▶ _Task brief_:
Reply with the count of lines holding "JSON", nothing more.

▶ _Given records_:
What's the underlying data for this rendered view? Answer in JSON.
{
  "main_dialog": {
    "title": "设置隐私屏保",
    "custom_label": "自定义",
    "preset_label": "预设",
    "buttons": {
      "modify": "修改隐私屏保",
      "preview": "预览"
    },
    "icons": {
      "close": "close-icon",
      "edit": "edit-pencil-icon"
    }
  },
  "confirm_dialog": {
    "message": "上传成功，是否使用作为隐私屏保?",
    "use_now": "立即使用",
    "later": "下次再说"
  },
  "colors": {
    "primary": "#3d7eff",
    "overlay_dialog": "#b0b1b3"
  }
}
* * *
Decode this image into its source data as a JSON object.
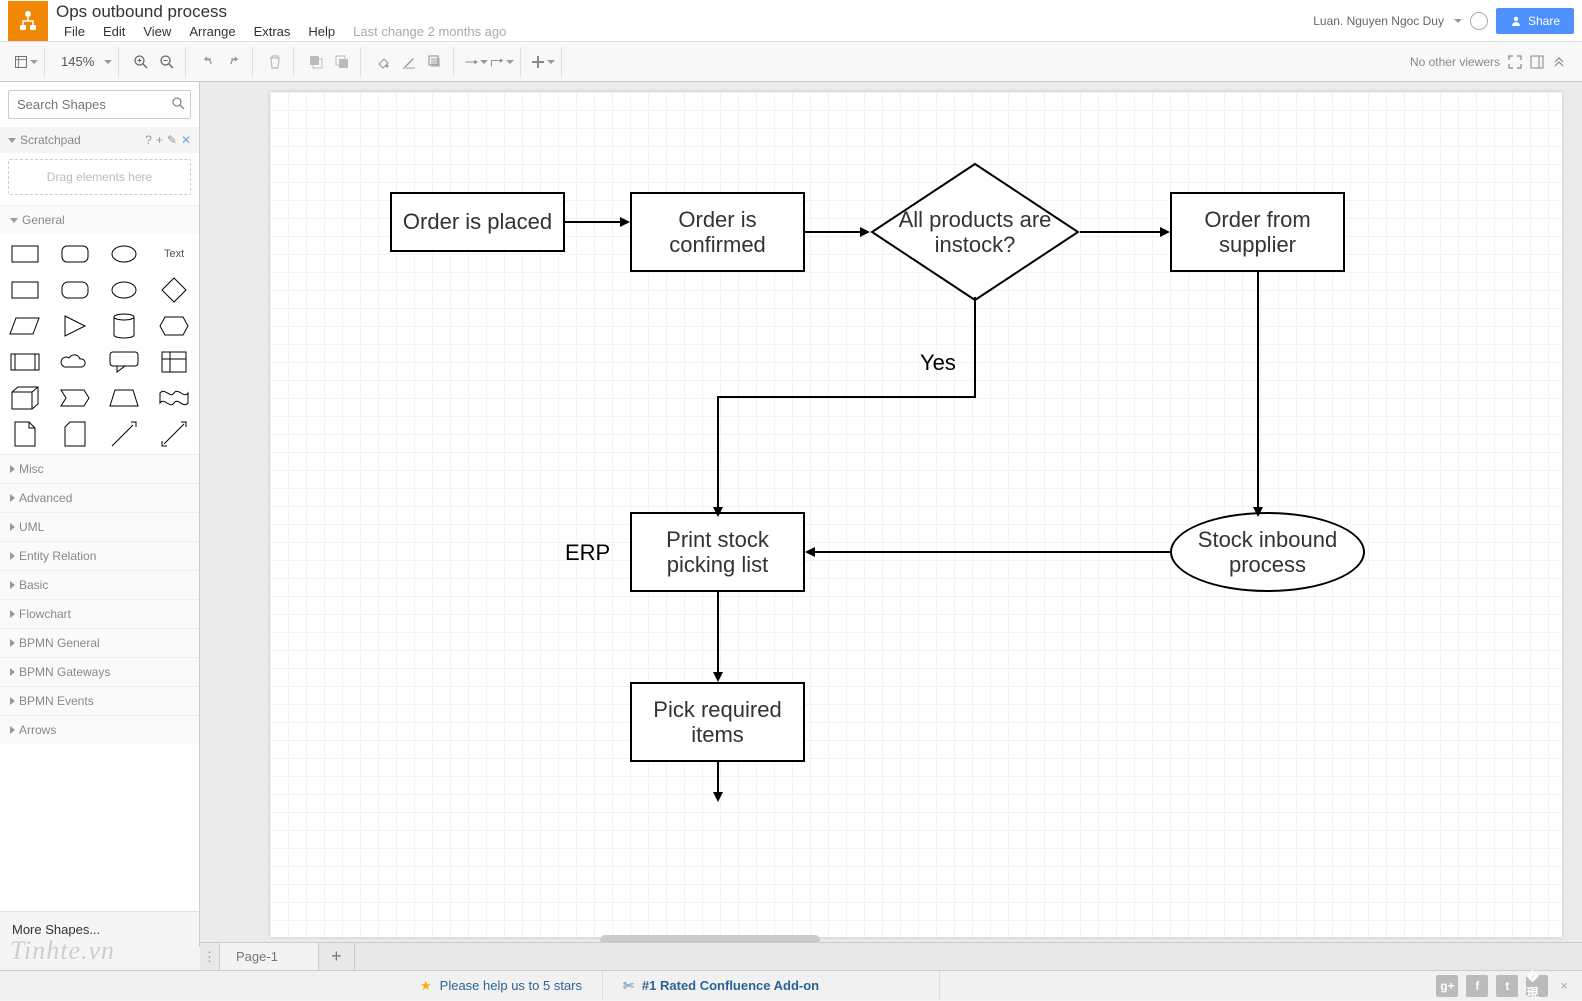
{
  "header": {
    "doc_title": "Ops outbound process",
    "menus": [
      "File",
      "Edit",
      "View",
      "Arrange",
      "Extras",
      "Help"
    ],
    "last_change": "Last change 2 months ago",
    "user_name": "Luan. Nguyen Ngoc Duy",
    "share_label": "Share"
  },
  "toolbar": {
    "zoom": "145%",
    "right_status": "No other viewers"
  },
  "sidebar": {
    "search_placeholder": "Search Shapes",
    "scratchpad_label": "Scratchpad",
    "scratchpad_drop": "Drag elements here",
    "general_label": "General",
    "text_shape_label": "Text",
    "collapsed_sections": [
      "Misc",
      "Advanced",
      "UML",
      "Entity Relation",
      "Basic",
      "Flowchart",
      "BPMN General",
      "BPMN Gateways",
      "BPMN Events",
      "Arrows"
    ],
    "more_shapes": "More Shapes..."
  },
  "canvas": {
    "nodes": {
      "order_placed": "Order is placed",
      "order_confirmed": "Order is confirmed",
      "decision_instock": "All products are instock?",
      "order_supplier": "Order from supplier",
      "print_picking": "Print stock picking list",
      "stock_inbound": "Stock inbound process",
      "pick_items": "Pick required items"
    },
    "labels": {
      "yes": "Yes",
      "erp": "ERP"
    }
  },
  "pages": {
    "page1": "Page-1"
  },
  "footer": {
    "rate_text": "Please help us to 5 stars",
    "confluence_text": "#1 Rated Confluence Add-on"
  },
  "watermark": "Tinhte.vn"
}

▶ _Problem solution_:
2